TASK DESCRIPTION> Identify each line in the records below that contains the word "todo", and copy it.

SUPPLIED DATA>
- - -
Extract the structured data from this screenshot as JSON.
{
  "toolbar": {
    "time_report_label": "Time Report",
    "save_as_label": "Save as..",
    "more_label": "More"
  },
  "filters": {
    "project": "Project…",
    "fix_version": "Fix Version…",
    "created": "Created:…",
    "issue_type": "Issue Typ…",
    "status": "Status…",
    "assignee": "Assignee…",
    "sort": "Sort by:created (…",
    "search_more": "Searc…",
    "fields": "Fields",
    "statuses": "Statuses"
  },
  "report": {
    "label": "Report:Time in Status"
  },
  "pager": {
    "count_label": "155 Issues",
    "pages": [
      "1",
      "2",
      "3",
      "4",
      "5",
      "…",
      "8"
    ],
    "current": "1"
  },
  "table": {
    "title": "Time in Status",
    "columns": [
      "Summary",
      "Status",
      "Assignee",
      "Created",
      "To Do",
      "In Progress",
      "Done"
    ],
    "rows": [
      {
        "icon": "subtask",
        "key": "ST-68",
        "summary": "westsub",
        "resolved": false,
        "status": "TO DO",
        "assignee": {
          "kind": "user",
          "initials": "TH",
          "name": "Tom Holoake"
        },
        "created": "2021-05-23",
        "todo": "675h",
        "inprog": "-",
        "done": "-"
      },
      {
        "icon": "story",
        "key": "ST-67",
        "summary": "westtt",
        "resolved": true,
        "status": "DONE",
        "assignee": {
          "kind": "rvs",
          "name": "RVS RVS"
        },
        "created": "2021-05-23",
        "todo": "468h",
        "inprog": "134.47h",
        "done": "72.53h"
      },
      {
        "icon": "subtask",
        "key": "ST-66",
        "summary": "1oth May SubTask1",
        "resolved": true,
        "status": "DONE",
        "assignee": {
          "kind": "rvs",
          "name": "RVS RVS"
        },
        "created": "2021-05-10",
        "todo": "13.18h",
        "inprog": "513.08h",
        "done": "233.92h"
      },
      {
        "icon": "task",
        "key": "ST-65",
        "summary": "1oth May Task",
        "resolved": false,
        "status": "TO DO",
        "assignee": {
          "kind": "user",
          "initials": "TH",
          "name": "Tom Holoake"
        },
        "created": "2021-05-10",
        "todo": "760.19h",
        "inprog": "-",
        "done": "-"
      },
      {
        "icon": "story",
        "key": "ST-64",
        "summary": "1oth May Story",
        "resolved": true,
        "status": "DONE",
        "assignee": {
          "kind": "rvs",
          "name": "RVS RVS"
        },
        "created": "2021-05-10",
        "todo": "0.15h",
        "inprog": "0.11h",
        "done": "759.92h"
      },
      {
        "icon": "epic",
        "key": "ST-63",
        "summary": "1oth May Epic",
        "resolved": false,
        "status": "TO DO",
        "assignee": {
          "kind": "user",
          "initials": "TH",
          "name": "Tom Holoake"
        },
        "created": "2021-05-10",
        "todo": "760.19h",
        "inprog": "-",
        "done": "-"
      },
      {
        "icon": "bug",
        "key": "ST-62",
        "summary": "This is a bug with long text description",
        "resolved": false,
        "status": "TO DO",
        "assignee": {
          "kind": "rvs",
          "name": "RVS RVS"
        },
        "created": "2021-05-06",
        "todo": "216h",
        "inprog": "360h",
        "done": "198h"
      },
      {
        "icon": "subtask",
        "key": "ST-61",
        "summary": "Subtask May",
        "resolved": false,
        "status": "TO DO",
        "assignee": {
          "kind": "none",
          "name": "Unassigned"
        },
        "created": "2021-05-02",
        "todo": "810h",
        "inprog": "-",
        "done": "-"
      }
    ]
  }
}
- - -
RESPONSE>
        "todo": "675h",
        "todo": "468h",
        "todo": "13.18h",
        "todo": "760.19h",
        "todo": "0.15h",
        "todo": "760.19h",
        "todo": "216h",
        "todo": "810h",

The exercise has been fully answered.